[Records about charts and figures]

▽

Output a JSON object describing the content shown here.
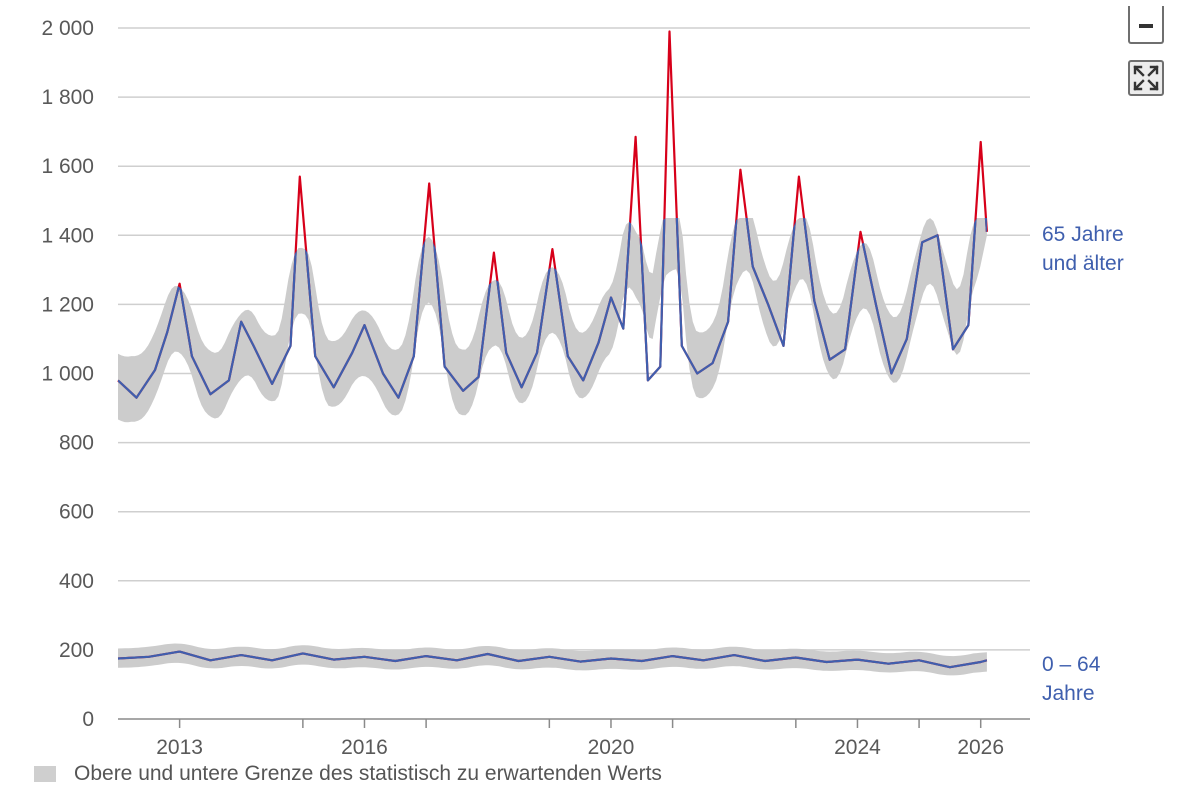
{
  "controls": {
    "zoom_out_icon": "minus-icon",
    "fullscreen_icon": "fullscreen-icon"
  },
  "legend": {
    "band_label": "Obere und untere Grenze des statistisch zu erwartenden Werts"
  },
  "colors": {
    "above_band": "#d7001a",
    "line": "#3f5fae",
    "band": "#cccccc",
    "grid": "#cfcfcf",
    "axis": "#8a8a8a"
  },
  "chart_data": {
    "type": "line",
    "title": "",
    "xlabel": "",
    "ylabel": "",
    "xlim": [
      2012.0,
      2026.8
    ],
    "ylim": [
      0,
      2000
    ],
    "grid": true,
    "y_ticks": [
      0,
      200,
      400,
      600,
      800,
      1000,
      1200,
      1400,
      1600,
      1800,
      2000
    ],
    "y_tick_labels": [
      "0",
      "200",
      "400",
      "600",
      "800",
      "1 000",
      "1 200",
      "1 400",
      "1 600",
      "1 800",
      "2 000"
    ],
    "x_ticks": [
      2013,
      2016,
      2020,
      2024,
      2026
    ],
    "x_tick_labels": [
      "2013",
      "2016",
      "2020",
      "2024",
      "2026"
    ],
    "minor_x_ticks": [
      2015,
      2017,
      2019,
      2021,
      2023,
      2025
    ],
    "series": [
      {
        "name": "65 Jahre und älter",
        "label_lines": [
          "65 Jahre",
          "und älter"
        ],
        "x": [
          2012.0,
          2012.3,
          2012.6,
          2012.8,
          2013.0,
          2013.2,
          2013.5,
          2013.8,
          2014.0,
          2014.2,
          2014.5,
          2014.8,
          2014.95,
          2015.2,
          2015.5,
          2015.8,
          2016.0,
          2016.3,
          2016.55,
          2016.8,
          2017.05,
          2017.3,
          2017.6,
          2017.85,
          2018.1,
          2018.3,
          2018.55,
          2018.8,
          2019.05,
          2019.3,
          2019.55,
          2019.8,
          2020.0,
          2020.2,
          2020.4,
          2020.6,
          2020.8,
          2020.95,
          2021.15,
          2021.4,
          2021.65,
          2021.9,
          2022.1,
          2022.3,
          2022.55,
          2022.8,
          2023.05,
          2023.3,
          2023.55,
          2023.8,
          2024.05,
          2024.3,
          2024.55,
          2024.8,
          2025.05,
          2025.3,
          2025.55,
          2025.8,
          2026.0,
          2026.1
        ],
        "values": [
          980,
          930,
          1010,
          1120,
          1260,
          1050,
          940,
          980,
          1150,
          1080,
          970,
          1080,
          1570,
          1050,
          960,
          1060,
          1140,
          1000,
          930,
          1050,
          1550,
          1020,
          950,
          990,
          1350,
          1060,
          960,
          1060,
          1360,
          1050,
          980,
          1090,
          1220,
          1130,
          1685,
          980,
          1020,
          1990,
          1080,
          1000,
          1030,
          1150,
          1590,
          1310,
          1200,
          1080,
          1570,
          1210,
          1040,
          1070,
          1410,
          1200,
          1000,
          1100,
          1380,
          1400,
          1070,
          1140,
          1670,
          1410
        ]
      },
      {
        "name": "0 – 64 Jahre",
        "label_lines": [
          "0 – 64",
          "Jahre"
        ],
        "x": [
          2012.0,
          2012.5,
          2013.0,
          2013.5,
          2014.0,
          2014.5,
          2015.0,
          2015.5,
          2016.0,
          2016.5,
          2017.0,
          2017.5,
          2018.0,
          2018.5,
          2019.0,
          2019.5,
          2020.0,
          2020.5,
          2021.0,
          2021.5,
          2022.0,
          2022.5,
          2023.0,
          2023.5,
          2024.0,
          2024.5,
          2025.0,
          2025.5,
          2026.0,
          2026.1
        ],
        "values": [
          175,
          180,
          195,
          170,
          185,
          170,
          190,
          172,
          180,
          168,
          182,
          170,
          188,
          168,
          180,
          166,
          175,
          168,
          182,
          170,
          185,
          168,
          178,
          165,
          172,
          160,
          170,
          150,
          165,
          170
        ]
      }
    ]
  }
}
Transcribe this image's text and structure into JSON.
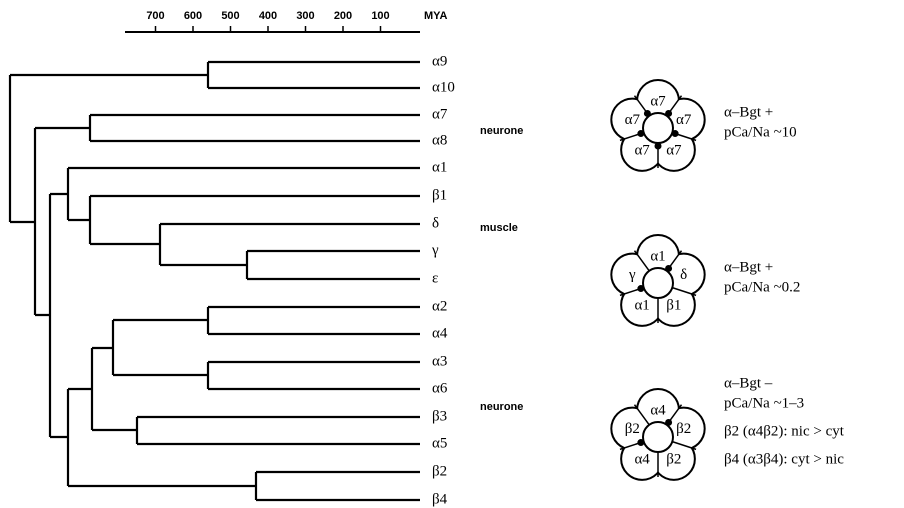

△

State how many lines include the string "name", and nothing more.

2